→ Dataset extract
=-=-=

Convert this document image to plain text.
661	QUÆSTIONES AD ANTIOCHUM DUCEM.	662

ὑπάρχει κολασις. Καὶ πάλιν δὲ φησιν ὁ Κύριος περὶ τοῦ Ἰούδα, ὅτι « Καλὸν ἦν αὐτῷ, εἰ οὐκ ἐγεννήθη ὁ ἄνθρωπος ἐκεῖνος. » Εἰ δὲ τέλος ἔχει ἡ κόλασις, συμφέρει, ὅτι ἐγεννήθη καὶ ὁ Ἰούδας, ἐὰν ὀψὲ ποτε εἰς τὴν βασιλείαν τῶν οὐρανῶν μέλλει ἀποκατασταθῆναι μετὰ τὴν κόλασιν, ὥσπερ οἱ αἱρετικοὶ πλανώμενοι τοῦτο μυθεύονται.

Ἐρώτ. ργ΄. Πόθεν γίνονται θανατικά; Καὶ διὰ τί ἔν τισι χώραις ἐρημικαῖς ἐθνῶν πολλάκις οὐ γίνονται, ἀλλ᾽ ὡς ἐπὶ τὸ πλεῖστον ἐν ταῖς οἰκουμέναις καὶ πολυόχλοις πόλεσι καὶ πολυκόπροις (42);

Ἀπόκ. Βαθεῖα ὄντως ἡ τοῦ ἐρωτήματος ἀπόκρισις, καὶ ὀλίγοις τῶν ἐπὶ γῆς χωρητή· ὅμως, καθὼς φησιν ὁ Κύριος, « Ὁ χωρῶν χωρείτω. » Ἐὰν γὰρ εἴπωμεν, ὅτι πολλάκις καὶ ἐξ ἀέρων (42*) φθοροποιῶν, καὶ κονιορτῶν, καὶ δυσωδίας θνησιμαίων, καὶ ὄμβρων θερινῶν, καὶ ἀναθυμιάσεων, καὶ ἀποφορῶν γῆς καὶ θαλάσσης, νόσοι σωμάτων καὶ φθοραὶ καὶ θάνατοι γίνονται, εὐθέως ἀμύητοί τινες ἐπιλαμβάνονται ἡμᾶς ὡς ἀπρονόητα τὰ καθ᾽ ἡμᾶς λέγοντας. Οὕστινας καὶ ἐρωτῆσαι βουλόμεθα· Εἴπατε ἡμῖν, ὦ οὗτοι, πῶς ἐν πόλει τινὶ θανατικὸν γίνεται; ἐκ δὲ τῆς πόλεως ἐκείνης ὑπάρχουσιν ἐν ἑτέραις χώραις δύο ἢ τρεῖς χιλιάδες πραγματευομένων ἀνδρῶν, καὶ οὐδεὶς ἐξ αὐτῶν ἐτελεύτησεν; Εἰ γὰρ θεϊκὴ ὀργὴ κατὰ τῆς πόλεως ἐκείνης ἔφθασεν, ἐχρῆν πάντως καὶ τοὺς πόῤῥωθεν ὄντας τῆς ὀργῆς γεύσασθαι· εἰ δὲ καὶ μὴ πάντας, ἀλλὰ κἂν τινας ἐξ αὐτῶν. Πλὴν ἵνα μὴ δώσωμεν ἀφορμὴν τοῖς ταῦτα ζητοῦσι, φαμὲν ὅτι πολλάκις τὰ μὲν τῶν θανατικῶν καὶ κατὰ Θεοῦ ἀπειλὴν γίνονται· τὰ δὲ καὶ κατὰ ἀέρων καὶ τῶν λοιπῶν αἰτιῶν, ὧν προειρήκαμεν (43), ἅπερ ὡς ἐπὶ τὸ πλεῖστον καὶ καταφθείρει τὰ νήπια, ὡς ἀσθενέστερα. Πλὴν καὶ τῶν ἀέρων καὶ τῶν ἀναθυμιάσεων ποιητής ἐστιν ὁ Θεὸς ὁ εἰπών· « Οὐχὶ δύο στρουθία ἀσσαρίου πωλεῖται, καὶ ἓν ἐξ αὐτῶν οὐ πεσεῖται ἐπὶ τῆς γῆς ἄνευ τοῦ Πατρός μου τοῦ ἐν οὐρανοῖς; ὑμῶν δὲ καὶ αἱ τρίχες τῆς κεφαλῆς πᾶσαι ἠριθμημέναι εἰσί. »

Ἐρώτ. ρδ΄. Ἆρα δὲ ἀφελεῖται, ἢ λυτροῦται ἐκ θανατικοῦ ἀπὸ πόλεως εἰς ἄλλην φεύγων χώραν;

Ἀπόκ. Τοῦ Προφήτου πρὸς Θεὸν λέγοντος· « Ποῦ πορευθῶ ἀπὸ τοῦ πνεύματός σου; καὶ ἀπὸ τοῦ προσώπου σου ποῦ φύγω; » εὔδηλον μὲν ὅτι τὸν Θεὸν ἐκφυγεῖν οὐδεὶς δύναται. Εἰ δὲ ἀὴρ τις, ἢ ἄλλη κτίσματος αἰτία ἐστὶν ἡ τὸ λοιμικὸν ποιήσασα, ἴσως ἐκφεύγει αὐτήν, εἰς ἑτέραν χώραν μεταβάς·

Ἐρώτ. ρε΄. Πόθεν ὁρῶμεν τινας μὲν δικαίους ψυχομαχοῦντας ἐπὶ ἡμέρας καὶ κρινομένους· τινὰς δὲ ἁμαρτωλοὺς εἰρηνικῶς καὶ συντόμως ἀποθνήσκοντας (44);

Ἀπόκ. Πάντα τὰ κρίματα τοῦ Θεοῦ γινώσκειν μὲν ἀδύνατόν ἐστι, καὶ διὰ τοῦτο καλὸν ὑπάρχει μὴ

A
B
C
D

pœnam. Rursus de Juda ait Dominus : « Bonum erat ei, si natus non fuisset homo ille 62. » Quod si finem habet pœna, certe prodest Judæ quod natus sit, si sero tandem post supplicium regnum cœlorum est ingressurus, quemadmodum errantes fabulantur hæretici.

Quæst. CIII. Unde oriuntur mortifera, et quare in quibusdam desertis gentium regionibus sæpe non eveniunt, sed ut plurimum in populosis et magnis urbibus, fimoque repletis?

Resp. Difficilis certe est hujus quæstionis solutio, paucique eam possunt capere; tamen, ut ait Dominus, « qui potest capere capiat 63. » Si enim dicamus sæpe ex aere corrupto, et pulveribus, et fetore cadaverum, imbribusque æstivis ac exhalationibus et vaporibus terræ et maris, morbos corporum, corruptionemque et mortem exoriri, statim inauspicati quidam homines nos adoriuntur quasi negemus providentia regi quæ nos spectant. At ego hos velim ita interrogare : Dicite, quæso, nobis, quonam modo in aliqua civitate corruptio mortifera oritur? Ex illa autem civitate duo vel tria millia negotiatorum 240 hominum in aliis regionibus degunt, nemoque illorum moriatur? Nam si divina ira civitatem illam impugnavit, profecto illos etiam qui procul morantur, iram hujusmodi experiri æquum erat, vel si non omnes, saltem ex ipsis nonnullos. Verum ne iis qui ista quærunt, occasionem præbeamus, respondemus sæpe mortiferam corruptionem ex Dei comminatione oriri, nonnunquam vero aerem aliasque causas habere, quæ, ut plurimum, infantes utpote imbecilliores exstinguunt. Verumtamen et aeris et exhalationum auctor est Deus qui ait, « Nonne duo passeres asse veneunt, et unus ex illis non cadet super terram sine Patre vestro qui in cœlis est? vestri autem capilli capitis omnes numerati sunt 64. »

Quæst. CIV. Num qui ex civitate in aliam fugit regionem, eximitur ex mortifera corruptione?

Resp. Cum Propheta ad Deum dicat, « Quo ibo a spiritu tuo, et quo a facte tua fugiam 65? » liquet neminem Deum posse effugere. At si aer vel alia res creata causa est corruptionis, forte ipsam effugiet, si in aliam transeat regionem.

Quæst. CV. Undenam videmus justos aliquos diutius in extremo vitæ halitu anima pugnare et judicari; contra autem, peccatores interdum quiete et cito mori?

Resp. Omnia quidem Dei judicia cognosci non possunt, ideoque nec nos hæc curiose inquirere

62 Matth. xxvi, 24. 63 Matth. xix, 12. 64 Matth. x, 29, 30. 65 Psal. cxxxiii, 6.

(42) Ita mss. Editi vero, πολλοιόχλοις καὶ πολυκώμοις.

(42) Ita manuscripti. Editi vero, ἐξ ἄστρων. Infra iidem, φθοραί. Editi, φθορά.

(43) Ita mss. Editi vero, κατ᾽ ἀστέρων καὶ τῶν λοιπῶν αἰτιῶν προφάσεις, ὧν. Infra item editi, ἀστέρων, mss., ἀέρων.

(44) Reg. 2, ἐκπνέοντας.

=-=-=

→ The task
Give the number of lines in the entries that include the string "χώραν", and nothing more.

→ Output of the exercise
2